--- begin ---
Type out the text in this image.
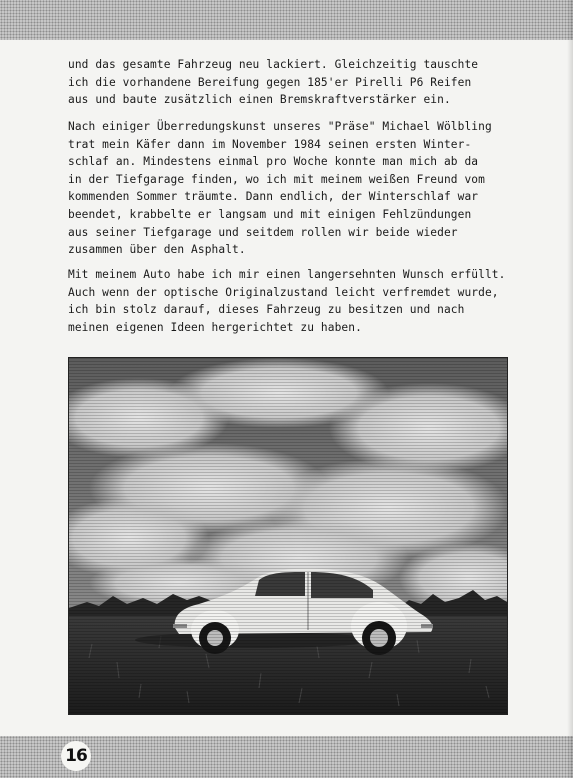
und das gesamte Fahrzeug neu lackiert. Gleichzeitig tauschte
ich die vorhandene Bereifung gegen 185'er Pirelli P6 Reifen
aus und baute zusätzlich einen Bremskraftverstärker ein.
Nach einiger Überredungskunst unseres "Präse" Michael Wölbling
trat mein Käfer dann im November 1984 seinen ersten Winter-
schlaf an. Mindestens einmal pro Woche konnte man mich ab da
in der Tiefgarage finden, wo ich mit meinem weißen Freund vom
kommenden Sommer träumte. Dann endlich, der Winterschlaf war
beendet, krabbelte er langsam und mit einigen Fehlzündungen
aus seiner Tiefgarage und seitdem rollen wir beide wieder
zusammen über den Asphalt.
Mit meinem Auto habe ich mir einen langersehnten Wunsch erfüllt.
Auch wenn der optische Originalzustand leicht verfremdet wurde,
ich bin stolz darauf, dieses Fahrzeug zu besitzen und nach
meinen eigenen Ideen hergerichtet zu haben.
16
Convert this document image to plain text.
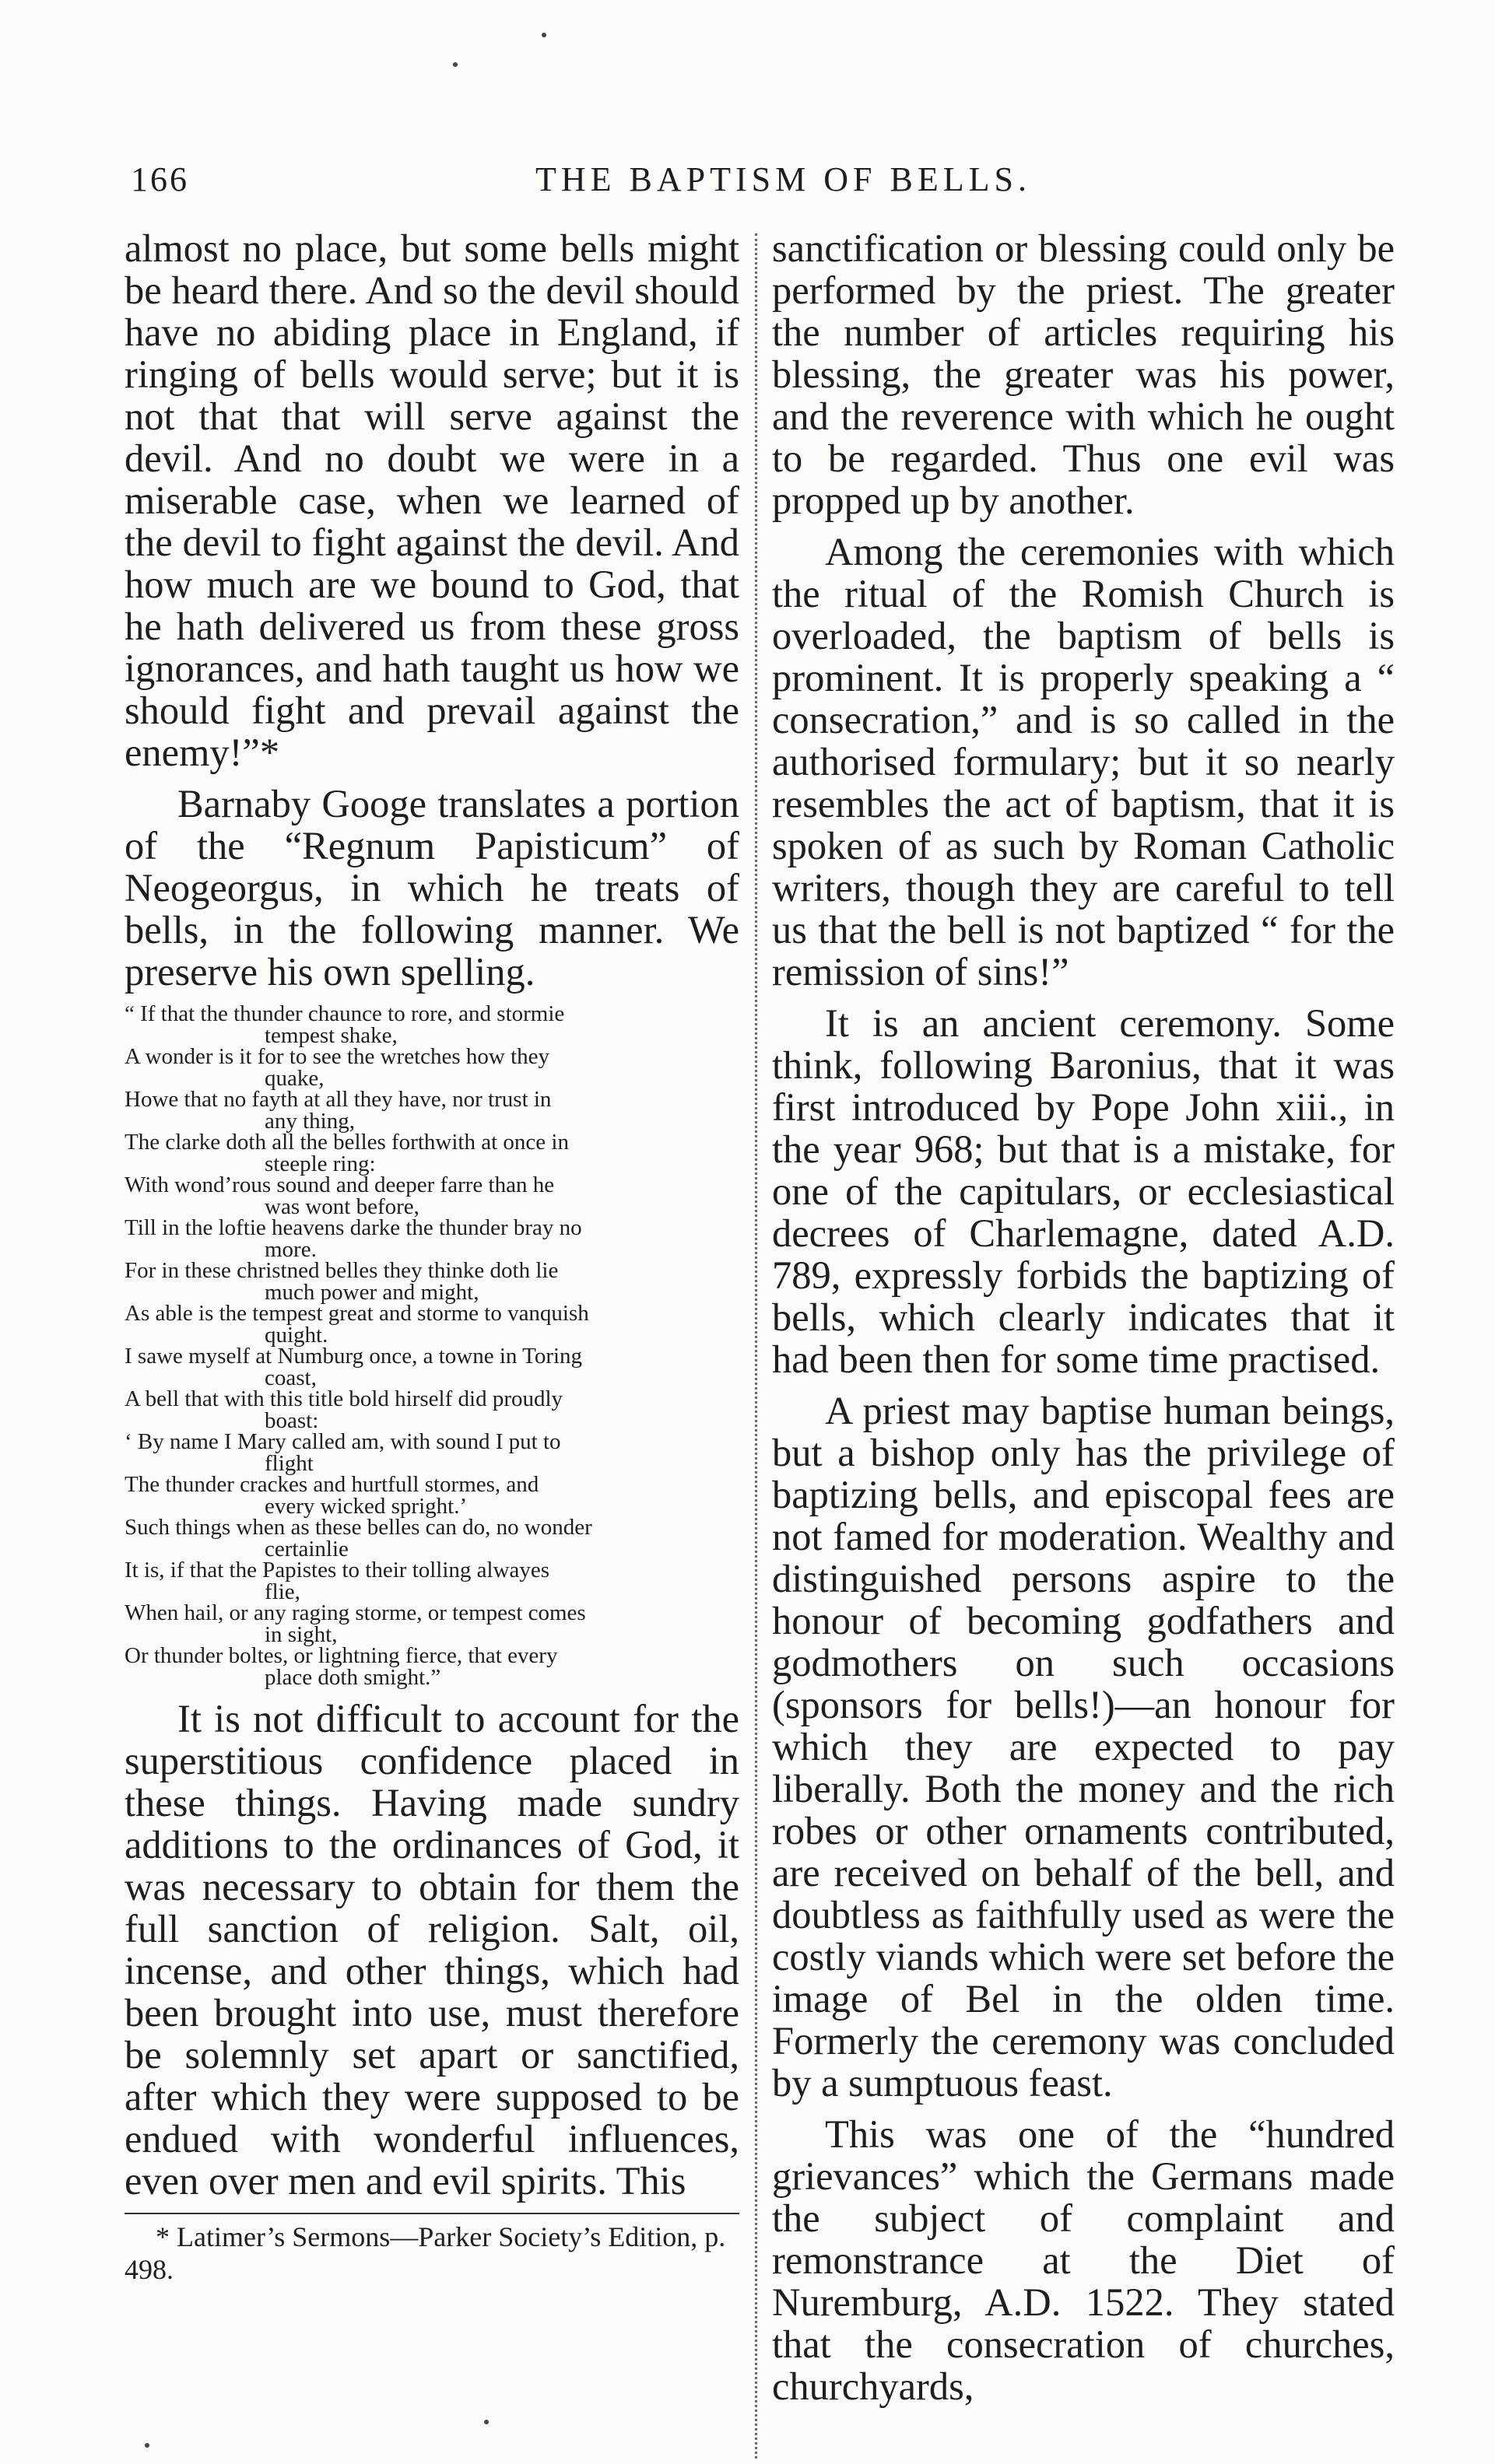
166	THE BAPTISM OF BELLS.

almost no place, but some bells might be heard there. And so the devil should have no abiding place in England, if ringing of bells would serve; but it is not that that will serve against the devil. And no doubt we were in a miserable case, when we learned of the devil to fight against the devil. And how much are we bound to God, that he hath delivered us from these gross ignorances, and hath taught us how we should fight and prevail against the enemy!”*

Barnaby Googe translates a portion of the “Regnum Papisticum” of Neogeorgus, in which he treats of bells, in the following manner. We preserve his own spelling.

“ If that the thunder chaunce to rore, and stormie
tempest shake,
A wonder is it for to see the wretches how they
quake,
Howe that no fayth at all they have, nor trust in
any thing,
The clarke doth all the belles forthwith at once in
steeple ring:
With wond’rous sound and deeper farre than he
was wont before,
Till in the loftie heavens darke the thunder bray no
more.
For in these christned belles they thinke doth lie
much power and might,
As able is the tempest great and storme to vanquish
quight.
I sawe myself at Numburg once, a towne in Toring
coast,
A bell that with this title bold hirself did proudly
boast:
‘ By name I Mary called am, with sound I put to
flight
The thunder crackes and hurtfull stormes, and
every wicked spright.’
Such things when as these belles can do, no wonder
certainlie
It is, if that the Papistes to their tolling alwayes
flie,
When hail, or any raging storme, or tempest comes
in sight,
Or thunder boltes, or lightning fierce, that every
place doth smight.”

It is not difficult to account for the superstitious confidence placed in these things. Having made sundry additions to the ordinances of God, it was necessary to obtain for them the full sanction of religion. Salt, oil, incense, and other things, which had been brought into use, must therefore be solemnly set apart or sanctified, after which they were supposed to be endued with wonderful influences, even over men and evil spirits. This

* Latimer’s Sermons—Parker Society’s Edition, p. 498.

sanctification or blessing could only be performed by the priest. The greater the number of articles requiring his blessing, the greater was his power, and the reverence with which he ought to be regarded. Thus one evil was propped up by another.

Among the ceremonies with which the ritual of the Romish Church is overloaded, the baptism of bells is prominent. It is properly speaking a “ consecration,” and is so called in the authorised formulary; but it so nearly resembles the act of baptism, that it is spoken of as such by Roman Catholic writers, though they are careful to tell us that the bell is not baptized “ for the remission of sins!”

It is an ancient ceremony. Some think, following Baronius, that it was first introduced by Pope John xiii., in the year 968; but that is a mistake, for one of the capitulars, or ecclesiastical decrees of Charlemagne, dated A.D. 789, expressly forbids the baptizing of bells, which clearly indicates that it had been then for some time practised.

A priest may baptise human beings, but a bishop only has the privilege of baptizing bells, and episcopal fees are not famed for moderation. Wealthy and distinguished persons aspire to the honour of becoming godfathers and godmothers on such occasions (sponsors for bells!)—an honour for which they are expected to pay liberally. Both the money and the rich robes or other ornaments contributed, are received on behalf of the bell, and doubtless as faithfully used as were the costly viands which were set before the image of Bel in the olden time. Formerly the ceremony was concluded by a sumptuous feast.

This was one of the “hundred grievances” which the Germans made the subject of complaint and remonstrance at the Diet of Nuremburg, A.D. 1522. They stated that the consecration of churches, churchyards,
--- end ---
Written problem: In the listing, find each line with the string "doth" and copy it.

Solution to this problem:
The clarke doth all the belles forthwith at once in
For in these christned belles they thinke doth lie
place doth smight.”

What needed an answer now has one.